Exercise description
Reproduce every line of the entries below word for word, leaving out the pictures.

Supplied data
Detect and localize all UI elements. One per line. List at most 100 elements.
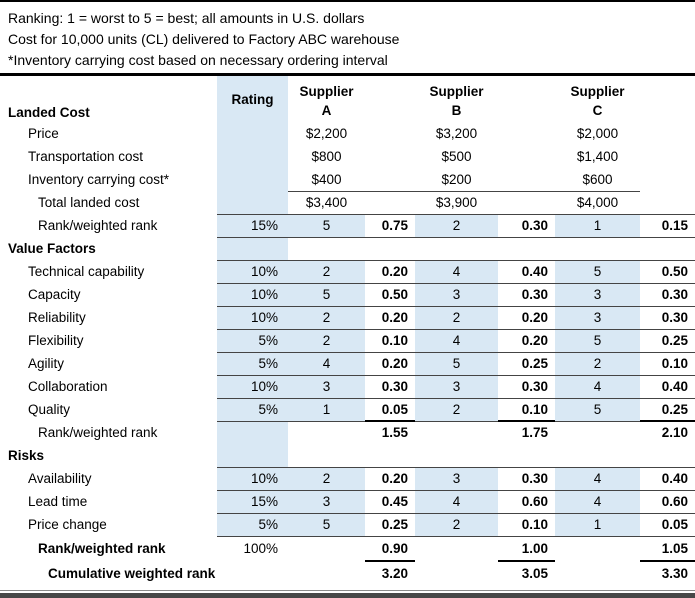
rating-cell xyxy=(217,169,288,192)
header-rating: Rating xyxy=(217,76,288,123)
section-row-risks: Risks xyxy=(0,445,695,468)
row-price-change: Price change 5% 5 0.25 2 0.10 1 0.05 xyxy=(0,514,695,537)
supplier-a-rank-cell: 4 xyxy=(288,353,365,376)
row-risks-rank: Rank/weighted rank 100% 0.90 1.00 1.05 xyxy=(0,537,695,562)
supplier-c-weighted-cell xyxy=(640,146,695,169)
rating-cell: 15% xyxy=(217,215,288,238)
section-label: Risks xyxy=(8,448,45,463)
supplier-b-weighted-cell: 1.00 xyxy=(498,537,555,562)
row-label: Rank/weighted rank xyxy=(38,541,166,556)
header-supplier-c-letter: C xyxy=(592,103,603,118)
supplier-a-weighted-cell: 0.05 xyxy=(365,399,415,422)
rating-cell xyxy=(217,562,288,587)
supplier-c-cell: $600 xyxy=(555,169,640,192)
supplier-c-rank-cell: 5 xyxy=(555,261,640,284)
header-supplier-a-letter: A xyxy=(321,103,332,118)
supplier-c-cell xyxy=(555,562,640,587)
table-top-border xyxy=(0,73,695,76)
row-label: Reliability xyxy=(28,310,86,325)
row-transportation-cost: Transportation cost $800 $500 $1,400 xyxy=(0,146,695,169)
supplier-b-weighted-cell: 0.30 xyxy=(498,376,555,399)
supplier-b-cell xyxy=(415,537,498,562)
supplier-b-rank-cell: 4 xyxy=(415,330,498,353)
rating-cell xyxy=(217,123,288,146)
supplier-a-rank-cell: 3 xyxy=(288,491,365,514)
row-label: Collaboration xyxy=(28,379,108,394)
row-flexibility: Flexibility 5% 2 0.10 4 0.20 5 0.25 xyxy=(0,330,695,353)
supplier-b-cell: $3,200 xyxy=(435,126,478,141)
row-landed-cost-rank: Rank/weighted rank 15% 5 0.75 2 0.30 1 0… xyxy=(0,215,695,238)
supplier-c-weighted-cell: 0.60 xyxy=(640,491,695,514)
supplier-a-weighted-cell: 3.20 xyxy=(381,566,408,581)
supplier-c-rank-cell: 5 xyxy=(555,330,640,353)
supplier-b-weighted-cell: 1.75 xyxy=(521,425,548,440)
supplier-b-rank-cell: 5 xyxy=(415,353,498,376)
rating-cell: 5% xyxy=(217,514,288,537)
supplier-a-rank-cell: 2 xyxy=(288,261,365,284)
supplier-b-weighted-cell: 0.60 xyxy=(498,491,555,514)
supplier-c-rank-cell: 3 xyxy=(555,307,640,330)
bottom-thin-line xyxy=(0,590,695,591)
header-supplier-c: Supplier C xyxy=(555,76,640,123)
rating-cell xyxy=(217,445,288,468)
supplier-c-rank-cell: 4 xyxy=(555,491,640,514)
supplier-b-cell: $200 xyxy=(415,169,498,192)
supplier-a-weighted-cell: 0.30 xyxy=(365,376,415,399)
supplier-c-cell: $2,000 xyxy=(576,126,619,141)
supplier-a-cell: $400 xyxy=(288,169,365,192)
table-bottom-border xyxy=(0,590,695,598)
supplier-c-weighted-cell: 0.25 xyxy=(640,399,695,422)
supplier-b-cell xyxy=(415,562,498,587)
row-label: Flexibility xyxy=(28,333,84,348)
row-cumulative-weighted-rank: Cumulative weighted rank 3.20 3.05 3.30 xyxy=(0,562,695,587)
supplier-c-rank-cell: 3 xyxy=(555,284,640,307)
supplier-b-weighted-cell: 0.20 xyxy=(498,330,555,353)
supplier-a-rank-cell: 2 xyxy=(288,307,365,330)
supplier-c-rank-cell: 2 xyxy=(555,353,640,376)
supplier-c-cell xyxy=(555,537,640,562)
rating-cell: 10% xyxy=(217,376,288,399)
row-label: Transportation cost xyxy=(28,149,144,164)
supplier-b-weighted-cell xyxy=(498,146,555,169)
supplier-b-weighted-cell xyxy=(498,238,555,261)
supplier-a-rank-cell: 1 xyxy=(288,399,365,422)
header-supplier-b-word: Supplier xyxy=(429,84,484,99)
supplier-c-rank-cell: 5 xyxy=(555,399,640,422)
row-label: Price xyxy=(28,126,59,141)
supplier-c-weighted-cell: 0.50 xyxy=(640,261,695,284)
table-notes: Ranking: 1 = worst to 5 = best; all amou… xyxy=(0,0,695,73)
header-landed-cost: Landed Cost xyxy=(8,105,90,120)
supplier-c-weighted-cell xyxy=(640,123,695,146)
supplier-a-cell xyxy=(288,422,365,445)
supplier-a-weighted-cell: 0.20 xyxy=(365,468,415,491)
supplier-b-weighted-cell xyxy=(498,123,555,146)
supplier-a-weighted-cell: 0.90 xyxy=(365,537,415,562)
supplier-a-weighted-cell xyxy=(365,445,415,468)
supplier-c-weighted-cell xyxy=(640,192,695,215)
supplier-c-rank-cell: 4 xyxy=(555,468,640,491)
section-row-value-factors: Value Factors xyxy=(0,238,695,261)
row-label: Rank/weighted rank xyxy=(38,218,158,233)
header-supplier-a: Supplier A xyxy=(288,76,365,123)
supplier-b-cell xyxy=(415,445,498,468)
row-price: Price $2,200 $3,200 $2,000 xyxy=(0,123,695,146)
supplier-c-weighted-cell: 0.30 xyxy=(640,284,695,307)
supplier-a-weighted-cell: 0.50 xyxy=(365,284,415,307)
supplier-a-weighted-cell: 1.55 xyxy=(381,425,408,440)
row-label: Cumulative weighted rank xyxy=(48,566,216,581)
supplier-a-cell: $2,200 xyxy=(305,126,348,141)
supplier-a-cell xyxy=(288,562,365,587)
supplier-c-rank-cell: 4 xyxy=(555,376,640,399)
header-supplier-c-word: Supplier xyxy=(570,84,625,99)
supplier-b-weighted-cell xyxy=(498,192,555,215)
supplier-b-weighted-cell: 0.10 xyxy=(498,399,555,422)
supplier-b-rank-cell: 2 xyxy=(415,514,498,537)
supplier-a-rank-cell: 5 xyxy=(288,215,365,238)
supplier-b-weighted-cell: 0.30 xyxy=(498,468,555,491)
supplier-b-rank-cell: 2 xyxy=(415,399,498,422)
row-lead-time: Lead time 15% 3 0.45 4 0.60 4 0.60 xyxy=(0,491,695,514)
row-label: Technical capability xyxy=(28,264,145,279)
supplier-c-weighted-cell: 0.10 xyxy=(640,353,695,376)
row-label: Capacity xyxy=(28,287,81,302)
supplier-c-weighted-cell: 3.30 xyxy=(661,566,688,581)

Completed task
Detect and localize all UI elements. One per line. List at most 100 elements.
rating-cell xyxy=(217,169,288,192)
header-rating: Rating xyxy=(217,76,288,123)
section-row-risks: Risks xyxy=(0,445,695,468)
row-price-change: Price change 5% 5 0.25 2 0.10 1 0.05 xyxy=(0,514,695,537)
supplier-a-rank-cell: 4 xyxy=(288,353,365,376)
row-risks-rank: Rank/weighted rank 100% 0.90 1.00 1.05 xyxy=(0,537,695,562)
supplier-c-weighted-cell xyxy=(640,146,695,169)
rating-cell: 15% xyxy=(217,215,288,238)
section-label: Risks xyxy=(8,448,45,463)
supplier-b-weighted-cell: 1.00 xyxy=(498,537,555,562)
row-label: Rank/weighted rank xyxy=(38,541,166,556)
header-supplier-c-letter: C xyxy=(592,103,603,118)
supplier-a-weighted-cell: 0.05 xyxy=(365,399,415,422)
rating-cell xyxy=(217,562,288,587)
supplier-c-cell: $600 xyxy=(555,169,640,192)
supplier-c-rank-cell: 5 xyxy=(555,261,640,284)
header-supplier-a-letter: A xyxy=(321,103,332,118)
supplier-c-cell xyxy=(555,562,640,587)
table-top-border xyxy=(0,73,695,76)
row-label: Reliability xyxy=(28,310,86,325)
row-transportation-cost: Transportation cost $800 $500 $1,400 xyxy=(0,146,695,169)
supplier-b-weighted-cell: 0.30 xyxy=(498,376,555,399)
supplier-b-cell xyxy=(415,537,498,562)
supplier-b-rank-cell: 4 xyxy=(415,330,498,353)
rating-cell xyxy=(217,123,288,146)
supplier-a-rank-cell: 3 xyxy=(288,491,365,514)
row-label: Collaboration xyxy=(28,379,108,394)
row-flexibility: Flexibility 5% 2 0.10 4 0.20 5 0.25 xyxy=(0,330,695,353)
supplier-b-cell: $3,200 xyxy=(435,126,478,141)
row-landed-cost-rank: Rank/weighted rank 15% 5 0.75 2 0.30 1 0… xyxy=(0,215,695,238)
supplier-c-weighted-cell: 0.60 xyxy=(640,491,695,514)
supplier-a-weighted-cell: 3.20 xyxy=(381,566,408,581)
supplier-c-rank-cell: 5 xyxy=(555,330,640,353)
supplier-b-weighted-cell: 1.75 xyxy=(521,425,548,440)
supplier-b-rank-cell: 5 xyxy=(415,353,498,376)
rating-cell: 5% xyxy=(217,514,288,537)
supplier-a-rank-cell: 2 xyxy=(288,261,365,284)
supplier-b-weighted-cell: 0.60 xyxy=(498,491,555,514)
supplier-c-rank-cell: 3 xyxy=(555,307,640,330)
bottom-thin-line xyxy=(0,590,695,591)
header-supplier-c: Supplier C xyxy=(555,76,640,123)
rating-cell xyxy=(217,445,288,468)
supplier-c-rank-cell: 4 xyxy=(555,491,640,514)
supplier-b-cell: $200 xyxy=(415,169,498,192)
supplier-a-weighted-cell: 0.30 xyxy=(365,376,415,399)
supplier-c-cell: $2,000 xyxy=(576,126,619,141)
supplier-a-cell: $400 xyxy=(288,169,365,192)
table-bottom-border xyxy=(0,590,695,598)
supplier-c-weighted-cell: 0.25 xyxy=(640,399,695,422)
supplier-b-cell xyxy=(415,562,498,587)
row-label: Flexibility xyxy=(28,333,84,348)
row-cumulative-weighted-rank: Cumulative weighted rank 3.20 3.05 3.30 xyxy=(0,562,695,587)
supplier-c-rank-cell: 3 xyxy=(555,284,640,307)
supplier-b-weighted-cell: 0.20 xyxy=(498,330,555,353)
supplier-a-rank-cell: 2 xyxy=(288,307,365,330)
supplier-c-rank-cell: 2 xyxy=(555,353,640,376)
supplier-c-cell xyxy=(555,537,640,562)
rating-cell: 10% xyxy=(217,376,288,399)
row-label: Transportation cost xyxy=(28,149,144,164)
supplier-b-weighted-cell xyxy=(498,146,555,169)
supplier-b-weighted-cell xyxy=(498,238,555,261)
supplier-a-rank-cell: 1 xyxy=(288,399,365,422)
header-supplier-b-word: Supplier xyxy=(429,84,484,99)
supplier-c-rank-cell: 5 xyxy=(555,399,640,422)
row-label: Price xyxy=(28,126,59,141)
supplier-c-weighted-cell: 0.50 xyxy=(640,261,695,284)
table-notes: Ranking: 1 = worst to 5 = best; all amou… xyxy=(0,0,695,73)
header-landed-cost: Landed Cost xyxy=(8,105,90,120)
supplier-c-weighted-cell xyxy=(640,123,695,146)
supplier-a-cell xyxy=(288,422,365,445)
supplier-a-weighted-cell: 0.20 xyxy=(365,468,415,491)
supplier-b-weighted-cell xyxy=(498,123,555,146)
supplier-a-weighted-cell: 0.90 xyxy=(365,537,415,562)
supplier-a-weighted-cell xyxy=(365,445,415,468)
supplier-c-weighted-cell xyxy=(640,192,695,215)
supplier-c-rank-cell: 4 xyxy=(555,468,640,491)
section-row-value-factors: Value Factors xyxy=(0,238,695,261)
row-label: Rank/weighted rank xyxy=(38,218,158,233)
header-supplier-a: Supplier A xyxy=(288,76,365,123)
supplier-b-cell xyxy=(415,445,498,468)
row-price: Price $2,200 $3,200 $2,000 xyxy=(0,123,695,146)
supplier-c-weighted-cell: 0.30 xyxy=(640,284,695,307)
supplier-a-weighted-cell: 0.50 xyxy=(365,284,415,307)
supplier-a-weighted-cell: 1.55 xyxy=(381,425,408,440)
row-label: Cumulative weighted rank xyxy=(48,566,216,581)
supplier-a-cell: $2,200 xyxy=(305,126,348,141)
supplier-a-cell xyxy=(288,562,365,587)
supplier-c-rank-cell: 4 xyxy=(555,376,640,399)
header-supplier-c-word: Supplier xyxy=(570,84,625,99)
supplier-b-weighted-cell xyxy=(498,192,555,215)
supplier-b-weighted-cell: 0.10 xyxy=(498,399,555,422)
supplier-b-rank-cell: 2 xyxy=(415,514,498,537)
supplier-a-rank-cell: 5 xyxy=(288,215,365,238)
supplier-b-weighted-cell: 0.30 xyxy=(498,468,555,491)
supplier-b-rank-cell: 2 xyxy=(415,399,498,422)
row-lead-time: Lead time 15% 3 0.45 4 0.60 4 0.60 xyxy=(0,491,695,514)
row-label: Technical capability xyxy=(28,264,145,279)
supplier-c-weighted-cell: 0.10 xyxy=(640,353,695,376)
row-label: Capacity xyxy=(28,287,81,302)
supplier-c-weighted-cell: 3.30 xyxy=(661,566,688,581)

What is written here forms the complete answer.